— Do this —
Look through the entries below and report how many lines hold the string "Public". Only the number is wanted.

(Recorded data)
-*-
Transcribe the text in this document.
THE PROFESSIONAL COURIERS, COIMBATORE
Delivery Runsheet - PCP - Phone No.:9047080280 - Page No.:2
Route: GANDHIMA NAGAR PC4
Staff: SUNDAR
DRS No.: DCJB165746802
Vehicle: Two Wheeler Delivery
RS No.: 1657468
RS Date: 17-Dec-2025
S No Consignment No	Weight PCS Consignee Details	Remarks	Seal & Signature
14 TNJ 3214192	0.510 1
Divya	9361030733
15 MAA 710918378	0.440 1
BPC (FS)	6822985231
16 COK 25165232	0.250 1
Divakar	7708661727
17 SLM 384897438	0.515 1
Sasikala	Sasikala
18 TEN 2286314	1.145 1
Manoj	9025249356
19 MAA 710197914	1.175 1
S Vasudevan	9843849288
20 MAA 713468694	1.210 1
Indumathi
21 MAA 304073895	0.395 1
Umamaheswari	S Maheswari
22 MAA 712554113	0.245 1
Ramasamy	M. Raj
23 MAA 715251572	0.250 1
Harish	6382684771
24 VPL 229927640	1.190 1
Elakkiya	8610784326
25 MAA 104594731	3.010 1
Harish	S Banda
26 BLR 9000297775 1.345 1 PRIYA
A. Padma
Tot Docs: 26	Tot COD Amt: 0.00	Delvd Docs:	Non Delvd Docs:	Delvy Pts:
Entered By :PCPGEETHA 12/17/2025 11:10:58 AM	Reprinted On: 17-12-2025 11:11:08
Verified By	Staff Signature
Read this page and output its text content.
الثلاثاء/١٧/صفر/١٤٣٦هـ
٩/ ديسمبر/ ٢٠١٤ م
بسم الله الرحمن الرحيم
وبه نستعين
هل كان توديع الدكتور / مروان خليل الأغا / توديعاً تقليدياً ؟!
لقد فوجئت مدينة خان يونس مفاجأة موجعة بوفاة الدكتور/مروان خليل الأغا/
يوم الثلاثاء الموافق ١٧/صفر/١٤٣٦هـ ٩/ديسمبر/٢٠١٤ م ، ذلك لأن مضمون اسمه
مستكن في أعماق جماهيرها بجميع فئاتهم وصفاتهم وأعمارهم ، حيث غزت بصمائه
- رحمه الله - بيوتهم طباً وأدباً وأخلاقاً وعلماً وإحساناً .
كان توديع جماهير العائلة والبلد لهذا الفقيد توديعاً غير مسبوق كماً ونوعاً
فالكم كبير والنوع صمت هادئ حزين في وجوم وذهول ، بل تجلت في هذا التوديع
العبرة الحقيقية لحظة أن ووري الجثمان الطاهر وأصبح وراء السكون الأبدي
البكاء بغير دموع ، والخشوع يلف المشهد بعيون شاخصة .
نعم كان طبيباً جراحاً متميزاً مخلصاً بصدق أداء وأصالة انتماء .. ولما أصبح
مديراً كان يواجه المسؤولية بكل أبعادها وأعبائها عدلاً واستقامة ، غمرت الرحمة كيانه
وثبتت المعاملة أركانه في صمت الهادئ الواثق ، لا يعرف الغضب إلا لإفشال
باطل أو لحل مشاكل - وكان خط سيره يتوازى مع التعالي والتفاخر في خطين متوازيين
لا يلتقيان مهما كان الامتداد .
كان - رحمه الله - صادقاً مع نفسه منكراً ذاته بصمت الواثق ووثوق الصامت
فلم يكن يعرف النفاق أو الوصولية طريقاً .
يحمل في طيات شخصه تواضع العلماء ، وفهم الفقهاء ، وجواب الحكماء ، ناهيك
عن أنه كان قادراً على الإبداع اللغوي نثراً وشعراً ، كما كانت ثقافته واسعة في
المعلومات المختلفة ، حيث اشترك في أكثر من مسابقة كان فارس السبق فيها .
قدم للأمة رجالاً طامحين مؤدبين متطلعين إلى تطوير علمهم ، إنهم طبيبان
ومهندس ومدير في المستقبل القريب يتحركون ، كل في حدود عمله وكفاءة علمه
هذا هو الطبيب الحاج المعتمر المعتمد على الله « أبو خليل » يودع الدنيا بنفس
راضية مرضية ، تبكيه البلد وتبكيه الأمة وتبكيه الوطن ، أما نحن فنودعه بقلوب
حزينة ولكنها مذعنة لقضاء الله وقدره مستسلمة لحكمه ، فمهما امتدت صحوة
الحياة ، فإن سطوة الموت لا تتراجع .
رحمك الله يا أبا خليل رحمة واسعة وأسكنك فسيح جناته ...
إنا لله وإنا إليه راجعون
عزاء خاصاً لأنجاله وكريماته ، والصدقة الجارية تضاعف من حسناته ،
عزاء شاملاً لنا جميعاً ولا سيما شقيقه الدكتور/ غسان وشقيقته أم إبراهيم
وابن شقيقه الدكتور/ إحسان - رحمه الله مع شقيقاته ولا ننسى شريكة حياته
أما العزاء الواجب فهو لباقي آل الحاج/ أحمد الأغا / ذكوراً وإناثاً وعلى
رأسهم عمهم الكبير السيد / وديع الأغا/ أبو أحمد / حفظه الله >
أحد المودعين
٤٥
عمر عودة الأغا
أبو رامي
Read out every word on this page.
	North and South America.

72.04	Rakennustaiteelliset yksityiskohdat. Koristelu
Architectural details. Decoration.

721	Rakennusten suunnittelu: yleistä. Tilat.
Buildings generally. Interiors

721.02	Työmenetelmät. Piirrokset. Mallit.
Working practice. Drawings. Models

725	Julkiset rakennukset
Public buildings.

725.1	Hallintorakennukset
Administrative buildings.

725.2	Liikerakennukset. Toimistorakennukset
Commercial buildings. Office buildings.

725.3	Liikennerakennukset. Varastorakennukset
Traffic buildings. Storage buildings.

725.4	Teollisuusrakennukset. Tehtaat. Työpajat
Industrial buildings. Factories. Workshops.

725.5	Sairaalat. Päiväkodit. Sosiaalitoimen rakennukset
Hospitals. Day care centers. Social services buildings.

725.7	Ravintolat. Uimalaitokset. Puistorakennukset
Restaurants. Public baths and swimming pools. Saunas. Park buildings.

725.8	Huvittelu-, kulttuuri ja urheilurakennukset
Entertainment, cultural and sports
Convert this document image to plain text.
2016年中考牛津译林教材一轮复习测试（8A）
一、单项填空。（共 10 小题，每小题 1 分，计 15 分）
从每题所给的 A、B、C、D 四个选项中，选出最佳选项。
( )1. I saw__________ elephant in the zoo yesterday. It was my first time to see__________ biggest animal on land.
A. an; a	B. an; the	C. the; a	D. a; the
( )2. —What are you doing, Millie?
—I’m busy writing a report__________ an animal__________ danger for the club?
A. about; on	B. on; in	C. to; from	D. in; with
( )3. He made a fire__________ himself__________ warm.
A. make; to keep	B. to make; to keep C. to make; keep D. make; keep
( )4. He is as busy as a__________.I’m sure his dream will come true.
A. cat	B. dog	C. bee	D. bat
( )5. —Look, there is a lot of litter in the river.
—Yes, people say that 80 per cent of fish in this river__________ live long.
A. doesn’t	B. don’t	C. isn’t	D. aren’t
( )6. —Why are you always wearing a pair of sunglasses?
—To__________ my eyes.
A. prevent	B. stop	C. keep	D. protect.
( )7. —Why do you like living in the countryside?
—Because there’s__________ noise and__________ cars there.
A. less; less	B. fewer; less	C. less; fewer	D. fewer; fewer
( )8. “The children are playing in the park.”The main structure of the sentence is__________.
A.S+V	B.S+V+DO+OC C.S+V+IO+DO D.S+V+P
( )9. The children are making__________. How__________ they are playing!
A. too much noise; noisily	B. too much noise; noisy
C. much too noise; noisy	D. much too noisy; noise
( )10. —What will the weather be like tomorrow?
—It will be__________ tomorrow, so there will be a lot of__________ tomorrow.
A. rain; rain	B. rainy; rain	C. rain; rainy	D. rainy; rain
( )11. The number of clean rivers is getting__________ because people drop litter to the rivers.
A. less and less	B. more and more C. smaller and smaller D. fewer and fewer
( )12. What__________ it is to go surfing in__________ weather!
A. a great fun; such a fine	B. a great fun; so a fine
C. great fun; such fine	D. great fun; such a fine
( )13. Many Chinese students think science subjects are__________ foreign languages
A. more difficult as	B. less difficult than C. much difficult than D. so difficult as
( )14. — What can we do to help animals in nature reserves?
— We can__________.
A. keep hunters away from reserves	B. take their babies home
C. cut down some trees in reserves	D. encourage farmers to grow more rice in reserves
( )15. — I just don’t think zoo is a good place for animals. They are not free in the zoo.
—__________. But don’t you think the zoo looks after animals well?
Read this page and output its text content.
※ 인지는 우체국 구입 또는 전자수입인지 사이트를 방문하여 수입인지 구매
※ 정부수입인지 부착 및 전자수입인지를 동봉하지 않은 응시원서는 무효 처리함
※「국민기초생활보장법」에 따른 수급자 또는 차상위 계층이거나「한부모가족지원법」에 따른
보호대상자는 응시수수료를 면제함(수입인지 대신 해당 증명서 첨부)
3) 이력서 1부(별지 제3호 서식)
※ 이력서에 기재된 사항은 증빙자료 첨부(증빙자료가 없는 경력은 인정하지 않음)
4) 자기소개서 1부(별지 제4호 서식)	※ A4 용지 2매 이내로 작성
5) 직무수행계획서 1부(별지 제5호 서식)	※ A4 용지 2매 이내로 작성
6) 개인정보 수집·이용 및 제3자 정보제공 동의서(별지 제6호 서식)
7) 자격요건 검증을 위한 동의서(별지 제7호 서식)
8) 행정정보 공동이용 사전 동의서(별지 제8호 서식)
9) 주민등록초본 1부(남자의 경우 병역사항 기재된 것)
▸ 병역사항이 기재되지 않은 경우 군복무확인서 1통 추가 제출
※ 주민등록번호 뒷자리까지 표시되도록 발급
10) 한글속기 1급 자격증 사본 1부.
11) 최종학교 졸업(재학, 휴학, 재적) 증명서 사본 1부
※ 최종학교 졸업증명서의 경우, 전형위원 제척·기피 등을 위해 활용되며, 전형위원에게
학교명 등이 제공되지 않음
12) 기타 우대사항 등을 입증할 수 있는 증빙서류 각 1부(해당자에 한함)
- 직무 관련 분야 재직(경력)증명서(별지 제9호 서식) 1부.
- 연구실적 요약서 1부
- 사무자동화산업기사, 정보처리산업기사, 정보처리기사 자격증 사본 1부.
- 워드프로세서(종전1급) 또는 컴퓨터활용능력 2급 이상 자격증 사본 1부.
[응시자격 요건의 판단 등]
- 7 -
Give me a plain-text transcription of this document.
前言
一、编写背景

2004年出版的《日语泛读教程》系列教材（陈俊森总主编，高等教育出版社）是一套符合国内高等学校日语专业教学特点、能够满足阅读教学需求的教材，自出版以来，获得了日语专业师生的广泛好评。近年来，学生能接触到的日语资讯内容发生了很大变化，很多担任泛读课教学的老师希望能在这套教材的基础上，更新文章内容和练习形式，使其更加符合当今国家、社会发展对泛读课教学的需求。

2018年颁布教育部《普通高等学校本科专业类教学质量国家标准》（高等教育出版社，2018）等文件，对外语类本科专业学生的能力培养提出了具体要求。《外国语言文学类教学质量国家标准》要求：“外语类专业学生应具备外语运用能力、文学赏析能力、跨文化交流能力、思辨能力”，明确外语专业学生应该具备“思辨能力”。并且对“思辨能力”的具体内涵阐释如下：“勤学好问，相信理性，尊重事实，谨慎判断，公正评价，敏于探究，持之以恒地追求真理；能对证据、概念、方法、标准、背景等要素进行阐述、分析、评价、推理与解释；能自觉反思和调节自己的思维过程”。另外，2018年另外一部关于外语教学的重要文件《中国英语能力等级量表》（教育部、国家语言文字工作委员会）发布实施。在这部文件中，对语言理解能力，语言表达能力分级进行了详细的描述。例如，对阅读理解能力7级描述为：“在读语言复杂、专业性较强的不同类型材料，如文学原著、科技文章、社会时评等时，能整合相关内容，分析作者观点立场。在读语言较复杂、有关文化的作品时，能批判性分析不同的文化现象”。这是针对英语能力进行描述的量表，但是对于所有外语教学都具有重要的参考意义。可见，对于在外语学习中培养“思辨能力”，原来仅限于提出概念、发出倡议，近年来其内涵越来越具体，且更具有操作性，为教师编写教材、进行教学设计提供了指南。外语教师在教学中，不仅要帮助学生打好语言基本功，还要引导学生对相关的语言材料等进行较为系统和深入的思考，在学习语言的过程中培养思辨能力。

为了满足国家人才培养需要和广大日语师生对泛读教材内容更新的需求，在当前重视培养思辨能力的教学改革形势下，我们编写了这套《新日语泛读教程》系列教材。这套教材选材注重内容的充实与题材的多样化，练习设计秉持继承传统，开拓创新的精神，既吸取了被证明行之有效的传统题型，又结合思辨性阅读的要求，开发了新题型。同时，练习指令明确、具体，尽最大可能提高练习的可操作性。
-*-
— Written answer —
2